** Record set **
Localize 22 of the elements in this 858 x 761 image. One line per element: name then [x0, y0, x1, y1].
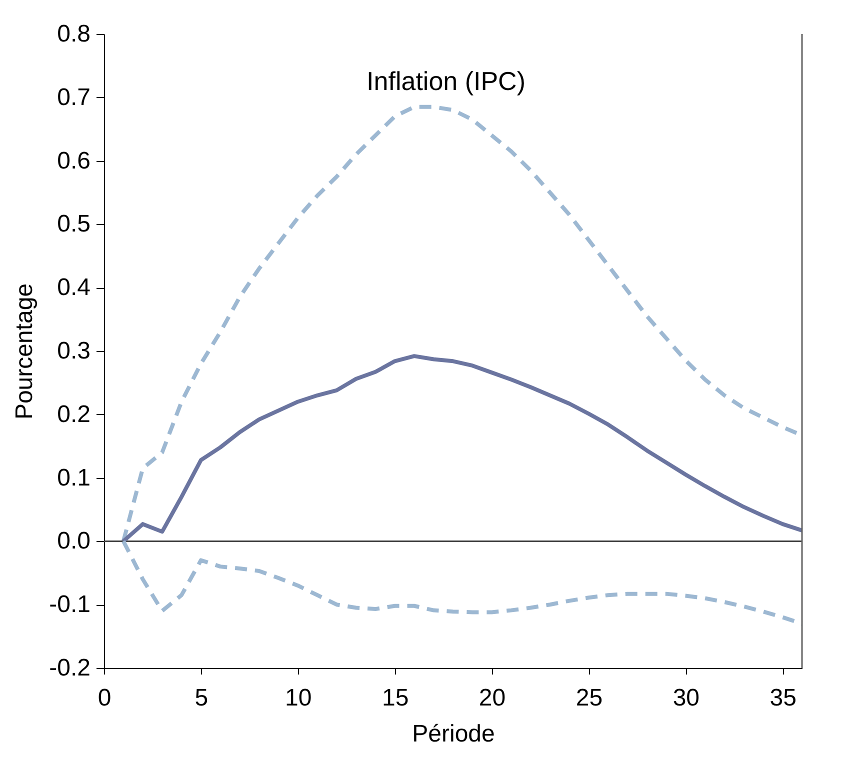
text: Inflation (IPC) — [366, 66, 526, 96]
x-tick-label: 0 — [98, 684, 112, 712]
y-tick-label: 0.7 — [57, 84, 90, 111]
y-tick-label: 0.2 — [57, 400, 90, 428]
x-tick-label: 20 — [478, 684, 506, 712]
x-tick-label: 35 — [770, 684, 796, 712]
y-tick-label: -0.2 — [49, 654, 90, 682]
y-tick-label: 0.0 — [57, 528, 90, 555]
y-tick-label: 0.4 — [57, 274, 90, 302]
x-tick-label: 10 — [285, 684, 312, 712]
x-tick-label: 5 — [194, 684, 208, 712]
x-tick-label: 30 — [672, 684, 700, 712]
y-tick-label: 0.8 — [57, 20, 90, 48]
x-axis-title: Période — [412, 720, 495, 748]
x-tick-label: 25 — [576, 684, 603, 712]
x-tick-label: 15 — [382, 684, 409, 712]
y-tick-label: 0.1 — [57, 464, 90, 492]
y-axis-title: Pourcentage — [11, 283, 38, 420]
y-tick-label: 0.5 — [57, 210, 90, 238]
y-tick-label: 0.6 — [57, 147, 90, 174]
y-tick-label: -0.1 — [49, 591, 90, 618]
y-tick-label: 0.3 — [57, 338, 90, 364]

** What to produce **
Reproduce all of the lines above verbatim, leaving out the picture.

** Exercise response **
Localize 22 of the elements in this 858 x 761 image. One line per element: name then [x0, y0, x1, y1].
text: Inflation (IPC) — [366, 66, 526, 96]
x-tick-label: 0 — [98, 684, 112, 712]
y-tick-label: 0.7 — [57, 84, 90, 111]
y-tick-label: 0.2 — [57, 400, 90, 428]
x-tick-label: 20 — [478, 684, 506, 712]
x-tick-label: 35 — [770, 684, 796, 712]
y-tick-label: -0.2 — [49, 654, 90, 682]
y-tick-label: 0.0 — [57, 528, 90, 555]
y-tick-label: 0.4 — [57, 274, 90, 302]
x-tick-label: 10 — [285, 684, 312, 712]
x-tick-label: 5 — [194, 684, 208, 712]
x-tick-label: 30 — [672, 684, 700, 712]
y-tick-label: 0.8 — [57, 20, 90, 48]
x-axis-title: Période — [412, 720, 495, 748]
x-tick-label: 25 — [576, 684, 603, 712]
x-tick-label: 15 — [382, 684, 409, 712]
y-tick-label: 0.1 — [57, 464, 90, 492]
y-axis-title: Pourcentage — [11, 283, 38, 420]
y-tick-label: 0.5 — [57, 210, 90, 238]
y-tick-label: 0.6 — [57, 147, 90, 174]
y-tick-label: -0.1 — [49, 591, 90, 618]
y-tick-label: 0.3 — [57, 338, 90, 364]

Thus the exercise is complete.